TASK DESCRIPTION = Give every line back verbatim, dropping all images.
----- EXERCISE MATERIALS -----
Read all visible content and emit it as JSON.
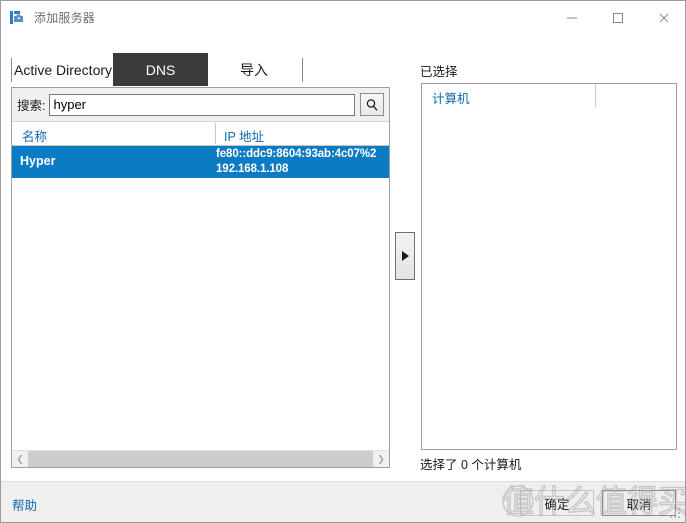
{
  "window": {
    "title": "添加服务器",
    "icon": "server-add-icon",
    "controls": {
      "minimize": "minimize-icon",
      "maximize": "maximize-icon",
      "close": "close-icon"
    }
  },
  "tabs": [
    {
      "label": "Active Directory",
      "active": false
    },
    {
      "label": "DNS",
      "active": true
    },
    {
      "label": "导入",
      "active": false
    }
  ],
  "search": {
    "label": "搜索:",
    "value": "hyper",
    "placeholder": "",
    "button_icon": "search-icon"
  },
  "left_list": {
    "columns": [
      "名称",
      "IP 地址"
    ],
    "rows": [
      {
        "name": "Hyper",
        "ip_lines": [
          "fe80::ddc9:8604:93ab:4c07%2",
          "192.168.1.108"
        ],
        "selected": true
      }
    ],
    "scrollbar": {
      "left_arrow": "chevron-left-icon",
      "right_arrow": "chevron-right-icon"
    }
  },
  "move_button": {
    "icon": "triangle-right-icon",
    "label": ""
  },
  "right_panel": {
    "label": "已选择",
    "columns": [
      "计算机"
    ],
    "rows": [],
    "status": "选择了 0 个计算机"
  },
  "footer": {
    "help": "帮助",
    "ok": "确定",
    "cancel": "取消"
  },
  "watermark": {
    "text": "值什么值得买"
  },
  "colors": {
    "accent": "#0b7cc4",
    "link": "#1169b0",
    "active_tab_bg": "#3b3b3b",
    "footer_bg": "#efefef",
    "border": "#a0a0a0"
  }
}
-----
THE SOLUTION =
Read all visible content and emit it as JSON.
{
  "window": {
    "title": "添加服务器",
    "icon": "server-add-icon",
    "controls": {
      "minimize": "minimize-icon",
      "maximize": "maximize-icon",
      "close": "close-icon"
    }
  },
  "tabs": [
    {
      "label": "Active Directory",
      "active": false
    },
    {
      "label": "DNS",
      "active": true
    },
    {
      "label": "导入",
      "active": false
    }
  ],
  "search": {
    "label": "搜索:",
    "value": "hyper",
    "placeholder": "",
    "button_icon": "search-icon"
  },
  "left_list": {
    "columns": [
      "名称",
      "IP 地址"
    ],
    "rows": [
      {
        "name": "Hyper",
        "ip_lines": [
          "fe80::ddc9:8604:93ab:4c07%2",
          "192.168.1.108"
        ],
        "selected": true
      }
    ],
    "scrollbar": {
      "left_arrow": "chevron-left-icon",
      "right_arrow": "chevron-right-icon"
    }
  },
  "move_button": {
    "icon": "triangle-right-icon",
    "label": ""
  },
  "right_panel": {
    "label": "已选择",
    "columns": [
      "计算机"
    ],
    "rows": [],
    "status": "选择了 0 个计算机"
  },
  "footer": {
    "help": "帮助",
    "ok": "确定",
    "cancel": "取消"
  },
  "watermark": {
    "text": "值什么值得买"
  },
  "colors": {
    "accent": "#0b7cc4",
    "link": "#1169b0",
    "active_tab_bg": "#3b3b3b",
    "footer_bg": "#efefef",
    "border": "#a0a0a0"
  }
}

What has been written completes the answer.